◆ **Record set**
···
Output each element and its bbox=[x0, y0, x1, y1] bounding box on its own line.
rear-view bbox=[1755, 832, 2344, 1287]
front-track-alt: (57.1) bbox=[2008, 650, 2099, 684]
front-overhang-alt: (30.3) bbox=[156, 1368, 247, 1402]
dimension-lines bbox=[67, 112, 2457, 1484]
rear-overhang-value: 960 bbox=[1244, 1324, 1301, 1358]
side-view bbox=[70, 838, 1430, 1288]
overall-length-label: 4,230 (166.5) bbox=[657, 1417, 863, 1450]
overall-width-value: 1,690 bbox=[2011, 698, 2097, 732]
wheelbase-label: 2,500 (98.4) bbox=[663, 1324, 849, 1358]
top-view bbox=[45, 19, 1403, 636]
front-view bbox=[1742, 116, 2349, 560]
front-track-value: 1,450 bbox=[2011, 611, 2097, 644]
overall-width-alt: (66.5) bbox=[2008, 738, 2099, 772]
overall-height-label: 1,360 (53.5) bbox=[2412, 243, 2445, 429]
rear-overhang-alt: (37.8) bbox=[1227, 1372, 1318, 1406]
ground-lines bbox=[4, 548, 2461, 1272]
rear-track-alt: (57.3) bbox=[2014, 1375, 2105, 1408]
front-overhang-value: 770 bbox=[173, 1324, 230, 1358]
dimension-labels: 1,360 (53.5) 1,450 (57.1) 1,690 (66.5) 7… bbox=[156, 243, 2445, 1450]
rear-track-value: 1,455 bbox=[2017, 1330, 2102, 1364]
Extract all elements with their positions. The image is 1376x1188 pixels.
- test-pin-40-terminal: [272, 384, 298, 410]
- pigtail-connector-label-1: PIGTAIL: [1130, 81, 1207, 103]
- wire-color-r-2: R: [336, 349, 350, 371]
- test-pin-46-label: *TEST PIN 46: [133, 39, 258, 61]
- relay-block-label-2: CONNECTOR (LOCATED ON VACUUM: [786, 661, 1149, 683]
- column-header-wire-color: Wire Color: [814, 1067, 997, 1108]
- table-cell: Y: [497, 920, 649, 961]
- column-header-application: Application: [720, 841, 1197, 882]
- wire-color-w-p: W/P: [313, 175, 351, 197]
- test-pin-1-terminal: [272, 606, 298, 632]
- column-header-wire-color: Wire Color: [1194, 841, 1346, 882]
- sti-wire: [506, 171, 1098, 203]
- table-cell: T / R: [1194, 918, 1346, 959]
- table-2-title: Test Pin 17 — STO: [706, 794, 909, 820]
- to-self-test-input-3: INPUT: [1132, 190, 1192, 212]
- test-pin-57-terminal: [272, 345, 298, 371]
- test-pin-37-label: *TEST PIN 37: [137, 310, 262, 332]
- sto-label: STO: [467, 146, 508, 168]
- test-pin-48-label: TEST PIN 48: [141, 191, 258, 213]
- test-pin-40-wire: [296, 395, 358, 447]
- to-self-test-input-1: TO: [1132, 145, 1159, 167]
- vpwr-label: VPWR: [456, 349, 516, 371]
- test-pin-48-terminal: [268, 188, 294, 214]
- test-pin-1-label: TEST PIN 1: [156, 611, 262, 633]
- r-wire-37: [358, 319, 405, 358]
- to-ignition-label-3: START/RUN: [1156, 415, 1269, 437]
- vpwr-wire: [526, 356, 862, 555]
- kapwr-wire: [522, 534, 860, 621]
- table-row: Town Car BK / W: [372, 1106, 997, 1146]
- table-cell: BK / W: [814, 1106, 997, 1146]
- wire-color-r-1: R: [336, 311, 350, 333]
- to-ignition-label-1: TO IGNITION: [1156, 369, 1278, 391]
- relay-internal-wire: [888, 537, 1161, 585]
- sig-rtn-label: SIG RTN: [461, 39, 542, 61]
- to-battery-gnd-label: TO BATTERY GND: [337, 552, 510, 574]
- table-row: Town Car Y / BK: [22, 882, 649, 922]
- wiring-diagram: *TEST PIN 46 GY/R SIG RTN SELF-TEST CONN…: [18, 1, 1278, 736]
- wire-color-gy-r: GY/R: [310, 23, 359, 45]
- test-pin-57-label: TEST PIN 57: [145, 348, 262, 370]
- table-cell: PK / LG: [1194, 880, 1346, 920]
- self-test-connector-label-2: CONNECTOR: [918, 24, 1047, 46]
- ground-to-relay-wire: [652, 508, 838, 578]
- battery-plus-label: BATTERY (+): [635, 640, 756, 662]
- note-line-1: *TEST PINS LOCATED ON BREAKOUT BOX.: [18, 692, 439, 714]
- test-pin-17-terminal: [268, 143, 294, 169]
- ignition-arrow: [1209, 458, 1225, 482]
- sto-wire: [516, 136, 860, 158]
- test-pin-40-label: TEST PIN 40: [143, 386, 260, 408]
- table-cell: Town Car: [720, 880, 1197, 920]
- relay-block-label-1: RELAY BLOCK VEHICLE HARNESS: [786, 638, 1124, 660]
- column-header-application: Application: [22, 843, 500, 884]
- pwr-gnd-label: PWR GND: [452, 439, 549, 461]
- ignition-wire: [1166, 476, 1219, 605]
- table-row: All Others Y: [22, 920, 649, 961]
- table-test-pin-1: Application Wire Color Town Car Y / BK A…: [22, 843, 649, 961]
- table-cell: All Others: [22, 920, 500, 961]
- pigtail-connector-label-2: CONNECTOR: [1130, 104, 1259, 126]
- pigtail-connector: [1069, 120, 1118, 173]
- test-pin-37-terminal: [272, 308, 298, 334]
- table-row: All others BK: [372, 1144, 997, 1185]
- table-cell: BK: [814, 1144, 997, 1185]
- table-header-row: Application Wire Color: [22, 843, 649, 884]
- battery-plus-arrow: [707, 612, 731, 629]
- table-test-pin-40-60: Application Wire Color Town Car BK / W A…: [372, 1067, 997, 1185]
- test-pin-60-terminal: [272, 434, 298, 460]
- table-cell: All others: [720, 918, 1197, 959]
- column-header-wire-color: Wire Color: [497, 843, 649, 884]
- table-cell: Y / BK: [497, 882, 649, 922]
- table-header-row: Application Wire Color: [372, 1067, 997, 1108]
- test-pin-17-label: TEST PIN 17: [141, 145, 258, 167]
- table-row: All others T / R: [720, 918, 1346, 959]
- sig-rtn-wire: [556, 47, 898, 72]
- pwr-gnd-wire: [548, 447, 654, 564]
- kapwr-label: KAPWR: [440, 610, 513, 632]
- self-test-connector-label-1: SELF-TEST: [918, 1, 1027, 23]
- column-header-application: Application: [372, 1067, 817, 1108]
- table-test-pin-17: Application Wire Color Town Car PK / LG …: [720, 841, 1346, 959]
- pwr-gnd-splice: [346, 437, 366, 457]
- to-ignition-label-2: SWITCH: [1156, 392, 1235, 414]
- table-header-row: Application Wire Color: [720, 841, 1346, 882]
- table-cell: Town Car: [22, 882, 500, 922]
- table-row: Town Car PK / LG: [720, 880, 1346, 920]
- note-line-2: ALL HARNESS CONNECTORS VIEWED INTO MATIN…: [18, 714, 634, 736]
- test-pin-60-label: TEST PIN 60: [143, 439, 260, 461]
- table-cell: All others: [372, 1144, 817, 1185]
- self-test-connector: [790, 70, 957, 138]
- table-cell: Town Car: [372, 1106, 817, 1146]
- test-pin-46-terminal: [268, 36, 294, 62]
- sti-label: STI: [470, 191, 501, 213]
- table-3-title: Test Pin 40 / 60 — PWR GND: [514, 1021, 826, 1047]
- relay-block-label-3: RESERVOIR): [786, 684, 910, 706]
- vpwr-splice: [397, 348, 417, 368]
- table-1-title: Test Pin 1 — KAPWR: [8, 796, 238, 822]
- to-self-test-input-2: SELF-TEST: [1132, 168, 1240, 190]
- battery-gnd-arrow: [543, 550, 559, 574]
···
◆ **Instruction**
Rewrite all of the lines above as a Markdown table with a Row column numbering each line in order and a Line column holding the line, leaving out any blank lines.

◆ **Expected answer**
| Row | Line |
|---|---|
| 1 | Output each element and its bbox=[x0, y0, x1, y1] bounding box on its own line. |
| 2 | rear-view bbox=[1755, 832, 2344, 1287] |
| 3 | front-track-alt: (57.1) bbox=[2008, 650, 2099, 684] |
| 4 | front-overhang-alt: (30.3) bbox=[156, 1368, 247, 1402] |
| 5 | dimension-lines bbox=[67, 112, 2457, 1484] |
| 6 | rear-overhang-value: 960 bbox=[1244, 1324, 1301, 1358] |
| 7 | side-view bbox=[70, 838, 1430, 1288] |
| 8 | overall-length-label: 4,230 (166.5) bbox=[657, 1417, 863, 1450] |
| 9 | overall-width-value: 1,690 bbox=[2011, 698, 2097, 732] |
| 10 | wheelbase-label: 2,500 (98.4) bbox=[663, 1324, 849, 1358] |
| 11 | top-view bbox=[45, 19, 1403, 636] |
| 12 | front-view bbox=[1742, 116, 2349, 560] |
| 13 | front-track-value: 1,450 bbox=[2011, 611, 2097, 644] |
| 14 | overall-width-alt: (66.5) bbox=[2008, 738, 2099, 772] |
| 15 | overall-height-label: 1,360 (53.5) bbox=[2412, 243, 2445, 429] |
| 16 | rear-overhang-alt: (37.8) bbox=[1227, 1372, 1318, 1406] |
| 17 | ground-lines bbox=[4, 548, 2461, 1272] |
| 18 | rear-track-alt: (57.3) bbox=[2014, 1375, 2105, 1408] |
| 19 | front-overhang-value: 770 bbox=[173, 1324, 230, 1358] |
| 20 | dimension-labels: 1,360 (53.5) 1,450 (57.1) 1,690 (66.5) 7… bbox=[156, 243, 2445, 1450] |
| 21 | rear-track-value: 1,455 bbox=[2017, 1330, 2102, 1364] |
| 22 | Extract all elements with their positions. The image is 1376x1188 pixels. |
| 23 | - test-pin-40-terminal: [272, 384, 298, 410] |
| 24 | - pigtail-connector-label-1: PIGTAIL: [1130, 81, 1207, 103] |
| 25 | - wire-color-r-2: R: [336, 349, 350, 371] |
| 26 | - test-pin-46-label: *TEST PIN 46: [133, 39, 258, 61] |
| 27 | - relay-block-label-2: CONNECTOR (LOCATED ON VACUUM: [786, 661, 1149, 683] |
| 28 | - column-header-wire-color: Wire Color: [814, 1067, 997, 1108] |
| 29 | - table-cell: Y: [497, 920, 649, 961] |
| 30 | - column-header-application: Application: [720, 841, 1197, 882] |
| 31 | - wire-color-w-p: W/P: [313, 175, 351, 197] |
| 32 | - test-pin-1-terminal: [272, 606, 298, 632] |
| 33 | - column-header-wire-color: Wire Color: [1194, 841, 1346, 882] |
| 34 | - sti-wire: [506, 171, 1098, 203] |
| 35 | - table-cell: T / R: [1194, 918, 1346, 959] |
| 36 | - table-2-title: Test Pin 17 — STO: [706, 794, 909, 820] |
| 37 | - to-self-test-input-3: INPUT: [1132, 190, 1192, 212] |
| 38 | - test-pin-57-terminal: [272, 345, 298, 371] |
| 39 | - test-pin-37-label: *TEST PIN 37: [137, 310, 262, 332] |
| 40 | - sto-label: STO: [467, 146, 508, 168] |
| 41 | - test-pin-48-label: TEST PIN 48: [141, 191, 258, 213] |
| 42 | - test-pin-40-wire: [296, 395, 358, 447] |
| 43 | - to-self-test-input-1: TO: [1132, 145, 1159, 167] |
| 44 | - vpwr-label: VPWR: [456, 349, 516, 371] |
| 45 | - test-pin-48-terminal: [268, 188, 294, 214] |
| 46 | - test-pin-1-label: TEST PIN 1: [156, 611, 262, 633] |
| 47 | - r-wire-37: [358, 319, 405, 358] |
| 48 | - to-ignition-label-3: START/RUN: [1156, 415, 1269, 437] |
| 49 | - vpwr-wire: [526, 356, 862, 555] |
| 50 | - kapwr-wire: [522, 534, 860, 621] |
| 51 | - table-row: Town Car BK / W: [372, 1106, 997, 1146] |
| 52 | - table-cell: BK / W: [814, 1106, 997, 1146] |
| 53 | - wire-color-r-1: R: [336, 311, 350, 333] |
| 54 | - to-ignition-label-1: TO IGNITION: [1156, 369, 1278, 391] |
| 55 | - relay-internal-wire: [888, 537, 1161, 585] |
| 56 | - sig-rtn-label: SIG RTN: [461, 39, 542, 61] |
| 57 | - to-battery-gnd-label: TO BATTERY GND: [337, 552, 510, 574] |
| 58 | - table-row: Town Car Y / BK: [22, 882, 649, 922] |
| 59 | - wiring-diagram: *TEST PIN 46 GY/R SIG RTN SELF-TEST CONN…: [18, 1, 1278, 736] |
| 60 | - wire-color-gy-r: GY/R: [310, 23, 359, 45] |
| 61 | - test-pin-57-label: TEST PIN 57: [145, 348, 262, 370] |
| 62 | - table-cell: PK / LG: [1194, 880, 1346, 920] |
| 63 | - self-test-connector-label-2: CONNECTOR: [918, 24, 1047, 46] |
| 64 | - ground-to-relay-wire: [652, 508, 838, 578] |
| 65 | - battery-plus-label: BATTERY (+): [635, 640, 756, 662] |
| 66 | - note-line-1: *TEST PINS LOCATED ON BREAKOUT BOX.: [18, 692, 439, 714] |
| 67 | - test-pin-17-terminal: [268, 143, 294, 169] |
| 68 | - ignition-arrow: [1209, 458, 1225, 482] |
| 69 | - sto-wire: [516, 136, 860, 158] |
| 70 | - test-pin-40-label: TEST PIN 40: [143, 386, 260, 408] |
| 71 | - table-cell: Town Car: [720, 880, 1197, 920] |
| 72 | - relay-block-label-1: RELAY BLOCK VEHICLE HARNESS: [786, 638, 1124, 660] |
| 73 | - column-header-application: Application: [22, 843, 500, 884] |
| 74 | - pwr-gnd-label: PWR GND: [452, 439, 549, 461] |
| 75 | - ignition-wire: [1166, 476, 1219, 605] |
| 76 | - table-row: All Others Y: [22, 920, 649, 961] |
| 77 | - table-test-pin-1: Application Wire Color Town Car Y / BK A…: [22, 843, 649, 961] |
| 78 | - table-cell: All Others: [22, 920, 500, 961] |
| 79 | - pigtail-connector-label-2: CONNECTOR: [1130, 104, 1259, 126] |
| 80 | - pigtail-connector: [1069, 120, 1118, 173] |
| 81 | - test-pin-37-terminal: [272, 308, 298, 334] |
| 82 | - table-row: All others BK: [372, 1144, 997, 1185] |
| 83 | - table-cell: BK: [814, 1144, 997, 1185] |
| 84 | - table-header-row: Application Wire Color: [22, 843, 649, 884] |
| 85 | - battery-plus-arrow: [707, 612, 731, 629] |
| 86 | - table-test-pin-40-60: Application Wire Color Town Car BK / W A…: [372, 1067, 997, 1185] |
| 87 | - test-pin-60-terminal: [272, 434, 298, 460] |
| 88 | - table-cell: All others: [720, 918, 1197, 959] |
| 89 | - column-header-wire-color: Wire Color: [497, 843, 649, 884] |
| 90 | - table-cell: Y / BK: [497, 882, 649, 922] |
| 91 | - table-header-row: Application Wire Color: [372, 1067, 997, 1108] |
| 92 | - test-pin-17-label: TEST PIN 17: [141, 145, 258, 167] |
| 93 | - table-row: All others T / R: [720, 918, 1346, 959] |
| 94 | - sig-rtn-wire: [556, 47, 898, 72] |
| 95 | - pwr-gnd-wire: [548, 447, 654, 564] |
| 96 | - kapwr-label: KAPWR: [440, 610, 513, 632] |
| 97 | - self-test-connector-label-1: SELF-TEST: [918, 1, 1027, 23] |
| 98 | - column-header-application: Application: [372, 1067, 817, 1108] |
| 99 | - table-test-pin-17: Application Wire Color Town Car PK / LG …: [720, 841, 1346, 959] |
| 100 | - pwr-gnd-splice: [346, 437, 366, 457] |
| 101 | - to-ignition-label-2: SWITCH: [1156, 392, 1235, 414] |
| 102 | - table-header-row: Application Wire Color: [720, 841, 1346, 882] |
| 103 | - table-cell: Town Car: [22, 882, 500, 922] |
| 104 | - table-row: Town Car PK / LG: [720, 880, 1346, 920] |
| 105 | - note-line-2: ALL HARNESS CONNECTORS VIEWED INTO MATIN…: [18, 714, 634, 736] |
| 106 | - test-pin-60-label: TEST PIN 60: [143, 439, 260, 461] |
| 107 | - table-cell: All others: [372, 1144, 817, 1185] |
| 108 | - self-test-connector: [790, 70, 957, 138] |
| 109 | - table-cell: Town Car: [372, 1106, 817, 1146] |
| 110 | - test-pin-46-terminal: [268, 36, 294, 62] |
| 111 | - sti-label: STI: [470, 191, 501, 213] |
| 112 | - table-3-title: Test Pin 40 / 60 — PWR GND: [514, 1021, 826, 1047] |
| 113 | - relay-block-label-3: RESERVOIR): [786, 684, 910, 706] |
| 114 | - vpwr-splice: [397, 348, 417, 368] |
| 115 | - table-1-title: Test Pin 1 — KAPWR: [8, 796, 238, 822] |
| 116 | - to-self-test-input-2: SELF-TEST: [1132, 168, 1240, 190] |
| 117 | - battery-gnd-arrow: [543, 550, 559, 574] |